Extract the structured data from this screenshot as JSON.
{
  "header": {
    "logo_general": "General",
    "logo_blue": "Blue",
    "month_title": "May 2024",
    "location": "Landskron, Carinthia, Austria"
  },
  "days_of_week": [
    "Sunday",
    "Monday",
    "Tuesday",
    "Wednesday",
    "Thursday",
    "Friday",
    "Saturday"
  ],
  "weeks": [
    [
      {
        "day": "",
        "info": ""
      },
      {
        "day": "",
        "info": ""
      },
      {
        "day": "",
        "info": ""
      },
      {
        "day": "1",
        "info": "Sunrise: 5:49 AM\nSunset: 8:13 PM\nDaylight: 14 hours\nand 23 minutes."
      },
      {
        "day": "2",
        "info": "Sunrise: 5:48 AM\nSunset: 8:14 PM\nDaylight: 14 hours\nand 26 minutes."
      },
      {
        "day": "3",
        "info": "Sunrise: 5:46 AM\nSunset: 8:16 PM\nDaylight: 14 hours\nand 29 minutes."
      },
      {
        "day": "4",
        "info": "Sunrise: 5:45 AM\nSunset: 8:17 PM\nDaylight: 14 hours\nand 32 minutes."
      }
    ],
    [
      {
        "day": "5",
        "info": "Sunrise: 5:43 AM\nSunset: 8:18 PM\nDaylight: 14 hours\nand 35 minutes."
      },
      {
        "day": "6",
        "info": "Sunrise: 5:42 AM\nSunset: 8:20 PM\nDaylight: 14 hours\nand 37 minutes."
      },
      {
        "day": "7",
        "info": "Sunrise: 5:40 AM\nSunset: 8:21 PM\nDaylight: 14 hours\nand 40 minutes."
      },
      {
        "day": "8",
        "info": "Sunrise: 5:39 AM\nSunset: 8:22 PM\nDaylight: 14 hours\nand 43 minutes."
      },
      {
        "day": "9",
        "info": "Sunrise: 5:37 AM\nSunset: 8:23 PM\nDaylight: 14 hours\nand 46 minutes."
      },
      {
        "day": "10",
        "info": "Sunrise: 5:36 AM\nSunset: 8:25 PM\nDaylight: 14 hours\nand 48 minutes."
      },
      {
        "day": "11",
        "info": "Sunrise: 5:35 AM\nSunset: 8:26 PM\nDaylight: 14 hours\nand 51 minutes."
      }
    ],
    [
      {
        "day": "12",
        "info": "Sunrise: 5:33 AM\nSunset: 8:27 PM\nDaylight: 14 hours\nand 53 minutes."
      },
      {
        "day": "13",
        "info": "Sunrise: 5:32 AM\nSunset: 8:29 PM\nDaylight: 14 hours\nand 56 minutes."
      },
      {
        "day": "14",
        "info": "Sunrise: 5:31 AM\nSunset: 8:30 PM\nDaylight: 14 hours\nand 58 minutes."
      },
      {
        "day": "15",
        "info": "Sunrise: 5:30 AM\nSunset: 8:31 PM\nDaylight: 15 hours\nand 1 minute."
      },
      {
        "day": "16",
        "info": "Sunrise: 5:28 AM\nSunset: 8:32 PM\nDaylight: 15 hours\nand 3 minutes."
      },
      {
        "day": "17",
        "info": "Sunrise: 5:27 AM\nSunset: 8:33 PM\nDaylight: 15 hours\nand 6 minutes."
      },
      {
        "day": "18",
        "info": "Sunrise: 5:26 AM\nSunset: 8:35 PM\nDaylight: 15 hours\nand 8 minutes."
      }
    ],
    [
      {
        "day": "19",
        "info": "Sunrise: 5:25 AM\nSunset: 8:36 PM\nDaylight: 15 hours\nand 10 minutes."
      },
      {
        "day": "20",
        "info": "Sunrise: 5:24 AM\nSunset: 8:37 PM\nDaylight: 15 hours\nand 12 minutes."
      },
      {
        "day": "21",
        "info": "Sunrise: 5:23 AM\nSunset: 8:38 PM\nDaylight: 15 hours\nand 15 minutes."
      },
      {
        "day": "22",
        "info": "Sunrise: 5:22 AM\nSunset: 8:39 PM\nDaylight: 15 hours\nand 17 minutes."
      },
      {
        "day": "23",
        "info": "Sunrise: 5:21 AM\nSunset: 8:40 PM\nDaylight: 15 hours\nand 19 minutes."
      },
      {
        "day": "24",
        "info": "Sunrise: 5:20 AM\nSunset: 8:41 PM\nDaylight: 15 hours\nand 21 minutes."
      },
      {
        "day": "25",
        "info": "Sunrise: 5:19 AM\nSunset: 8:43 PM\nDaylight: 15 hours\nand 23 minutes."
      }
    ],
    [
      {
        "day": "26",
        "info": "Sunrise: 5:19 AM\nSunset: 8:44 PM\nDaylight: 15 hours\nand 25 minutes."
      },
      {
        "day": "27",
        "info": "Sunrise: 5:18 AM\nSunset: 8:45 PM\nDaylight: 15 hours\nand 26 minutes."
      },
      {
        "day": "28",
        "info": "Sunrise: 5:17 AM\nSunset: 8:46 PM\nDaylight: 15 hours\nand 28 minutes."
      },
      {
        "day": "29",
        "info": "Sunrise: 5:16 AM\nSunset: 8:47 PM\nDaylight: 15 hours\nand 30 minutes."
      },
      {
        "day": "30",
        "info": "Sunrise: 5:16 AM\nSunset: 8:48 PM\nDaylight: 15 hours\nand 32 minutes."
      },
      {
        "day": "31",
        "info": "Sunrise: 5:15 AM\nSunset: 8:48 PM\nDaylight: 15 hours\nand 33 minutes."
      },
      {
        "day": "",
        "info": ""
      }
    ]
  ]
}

(STATED TASK) Write out all the entries exactly.

(OUTPUT FOR THIS EXERCISE)
Extract the structured data from this screenshot as JSON.
{
  "header": {
    "logo_general": "General",
    "logo_blue": "Blue",
    "month_title": "May 2024",
    "location": "Landskron, Carinthia, Austria"
  },
  "days_of_week": [
    "Sunday",
    "Monday",
    "Tuesday",
    "Wednesday",
    "Thursday",
    "Friday",
    "Saturday"
  ],
  "weeks": [
    [
      {
        "day": "",
        "info": ""
      },
      {
        "day": "",
        "info": ""
      },
      {
        "day": "",
        "info": ""
      },
      {
        "day": "1",
        "info": "Sunrise: 5:49 AM\nSunset: 8:13 PM\nDaylight: 14 hours\nand 23 minutes."
      },
      {
        "day": "2",
        "info": "Sunrise: 5:48 AM\nSunset: 8:14 PM\nDaylight: 14 hours\nand 26 minutes."
      },
      {
        "day": "3",
        "info": "Sunrise: 5:46 AM\nSunset: 8:16 PM\nDaylight: 14 hours\nand 29 minutes."
      },
      {
        "day": "4",
        "info": "Sunrise: 5:45 AM\nSunset: 8:17 PM\nDaylight: 14 hours\nand 32 minutes."
      }
    ],
    [
      {
        "day": "5",
        "info": "Sunrise: 5:43 AM\nSunset: 8:18 PM\nDaylight: 14 hours\nand 35 minutes."
      },
      {
        "day": "6",
        "info": "Sunrise: 5:42 AM\nSunset: 8:20 PM\nDaylight: 14 hours\nand 37 minutes."
      },
      {
        "day": "7",
        "info": "Sunrise: 5:40 AM\nSunset: 8:21 PM\nDaylight: 14 hours\nand 40 minutes."
      },
      {
        "day": "8",
        "info": "Sunrise: 5:39 AM\nSunset: 8:22 PM\nDaylight: 14 hours\nand 43 minutes."
      },
      {
        "day": "9",
        "info": "Sunrise: 5:37 AM\nSunset: 8:23 PM\nDaylight: 14 hours\nand 46 minutes."
      },
      {
        "day": "10",
        "info": "Sunrise: 5:36 AM\nSunset: 8:25 PM\nDaylight: 14 hours\nand 48 minutes."
      },
      {
        "day": "11",
        "info": "Sunrise: 5:35 AM\nSunset: 8:26 PM\nDaylight: 14 hours\nand 51 minutes."
      }
    ],
    [
      {
        "day": "12",
        "info": "Sunrise: 5:33 AM\nSunset: 8:27 PM\nDaylight: 14 hours\nand 53 minutes."
      },
      {
        "day": "13",
        "info": "Sunrise: 5:32 AM\nSunset: 8:29 PM\nDaylight: 14 hours\nand 56 minutes."
      },
      {
        "day": "14",
        "info": "Sunrise: 5:31 AM\nSunset: 8:30 PM\nDaylight: 14 hours\nand 58 minutes."
      },
      {
        "day": "15",
        "info": "Sunrise: 5:30 AM\nSunset: 8:31 PM\nDaylight: 15 hours\nand 1 minute."
      },
      {
        "day": "16",
        "info": "Sunrise: 5:28 AM\nSunset: 8:32 PM\nDaylight: 15 hours\nand 3 minutes."
      },
      {
        "day": "17",
        "info": "Sunrise: 5:27 AM\nSunset: 8:33 PM\nDaylight: 15 hours\nand 6 minutes."
      },
      {
        "day": "18",
        "info": "Sunrise: 5:26 AM\nSunset: 8:35 PM\nDaylight: 15 hours\nand 8 minutes."
      }
    ],
    [
      {
        "day": "19",
        "info": "Sunrise: 5:25 AM\nSunset: 8:36 PM\nDaylight: 15 hours\nand 10 minutes."
      },
      {
        "day": "20",
        "info": "Sunrise: 5:24 AM\nSunset: 8:37 PM\nDaylight: 15 hours\nand 12 minutes."
      },
      {
        "day": "21",
        "info": "Sunrise: 5:23 AM\nSunset: 8:38 PM\nDaylight: 15 hours\nand 15 minutes."
      },
      {
        "day": "22",
        "info": "Sunrise: 5:22 AM\nSunset: 8:39 PM\nDaylight: 15 hours\nand 17 minutes."
      },
      {
        "day": "23",
        "info": "Sunrise: 5:21 AM\nSunset: 8:40 PM\nDaylight: 15 hours\nand 19 minutes."
      },
      {
        "day": "24",
        "info": "Sunrise: 5:20 AM\nSunset: 8:41 PM\nDaylight: 15 hours\nand 21 minutes."
      },
      {
        "day": "25",
        "info": "Sunrise: 5:19 AM\nSunset: 8:43 PM\nDaylight: 15 hours\nand 23 minutes."
      }
    ],
    [
      {
        "day": "26",
        "info": "Sunrise: 5:19 AM\nSunset: 8:44 PM\nDaylight: 15 hours\nand 25 minutes."
      },
      {
        "day": "27",
        "info": "Sunrise: 5:18 AM\nSunset: 8:45 PM\nDaylight: 15 hours\nand 26 minutes."
      },
      {
        "day": "28",
        "info": "Sunrise: 5:17 AM\nSunset: 8:46 PM\nDaylight: 15 hours\nand 28 minutes."
      },
      {
        "day": "29",
        "info": "Sunrise: 5:16 AM\nSunset: 8:47 PM\nDaylight: 15 hours\nand 30 minutes."
      },
      {
        "day": "30",
        "info": "Sunrise: 5:16 AM\nSunset: 8:48 PM\nDaylight: 15 hours\nand 32 minutes."
      },
      {
        "day": "31",
        "info": "Sunrise: 5:15 AM\nSunset: 8:48 PM\nDaylight: 15 hours\nand 33 minutes."
      },
      {
        "day": "",
        "info": ""
      }
    ]
  ]
}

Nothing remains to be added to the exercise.